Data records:
══════════════════════════════

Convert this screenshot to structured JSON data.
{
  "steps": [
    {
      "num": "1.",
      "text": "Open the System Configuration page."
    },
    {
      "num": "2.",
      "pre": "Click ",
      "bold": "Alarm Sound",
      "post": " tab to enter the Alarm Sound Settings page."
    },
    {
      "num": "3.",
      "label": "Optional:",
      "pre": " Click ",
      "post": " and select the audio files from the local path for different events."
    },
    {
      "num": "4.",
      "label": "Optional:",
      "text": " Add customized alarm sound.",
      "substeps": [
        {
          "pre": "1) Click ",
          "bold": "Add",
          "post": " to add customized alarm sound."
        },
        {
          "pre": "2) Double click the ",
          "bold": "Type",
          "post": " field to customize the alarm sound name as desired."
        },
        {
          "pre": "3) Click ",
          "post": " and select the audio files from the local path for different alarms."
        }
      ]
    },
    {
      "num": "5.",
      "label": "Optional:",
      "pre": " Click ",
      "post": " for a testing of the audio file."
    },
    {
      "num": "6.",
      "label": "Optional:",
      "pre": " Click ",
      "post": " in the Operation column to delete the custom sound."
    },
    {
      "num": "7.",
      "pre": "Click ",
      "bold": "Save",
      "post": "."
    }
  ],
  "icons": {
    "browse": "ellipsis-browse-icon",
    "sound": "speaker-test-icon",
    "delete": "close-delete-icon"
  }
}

══════════════════════════════

◆ What to produce:
Reproduce the records word for word.

◆ Solved exercise:
Convert this screenshot to structured JSON data.
{
  "steps": [
    {
      "num": "1.",
      "text": "Open the System Configuration page."
    },
    {
      "num": "2.",
      "pre": "Click ",
      "bold": "Alarm Sound",
      "post": " tab to enter the Alarm Sound Settings page."
    },
    {
      "num": "3.",
      "label": "Optional:",
      "pre": " Click ",
      "post": " and select the audio files from the local path for different events."
    },
    {
      "num": "4.",
      "label": "Optional:",
      "text": " Add customized alarm sound.",
      "substeps": [
        {
          "pre": "1) Click ",
          "bold": "Add",
          "post": " to add customized alarm sound."
        },
        {
          "pre": "2) Double click the ",
          "bold": "Type",
          "post": " field to customize the alarm sound name as desired."
        },
        {
          "pre": "3) Click ",
          "post": " and select the audio files from the local path for different alarms."
        }
      ]
    },
    {
      "num": "5.",
      "label": "Optional:",
      "pre": " Click ",
      "post": " for a testing of the audio file."
    },
    {
      "num": "6.",
      "label": "Optional:",
      "pre": " Click ",
      "post": " in the Operation column to delete the custom sound."
    },
    {
      "num": "7.",
      "pre": "Click ",
      "bold": "Save",
      "post": "."
    }
  ],
  "icons": {
    "browse": "ellipsis-browse-icon",
    "sound": "speaker-test-icon",
    "delete": "close-delete-icon"
  }
}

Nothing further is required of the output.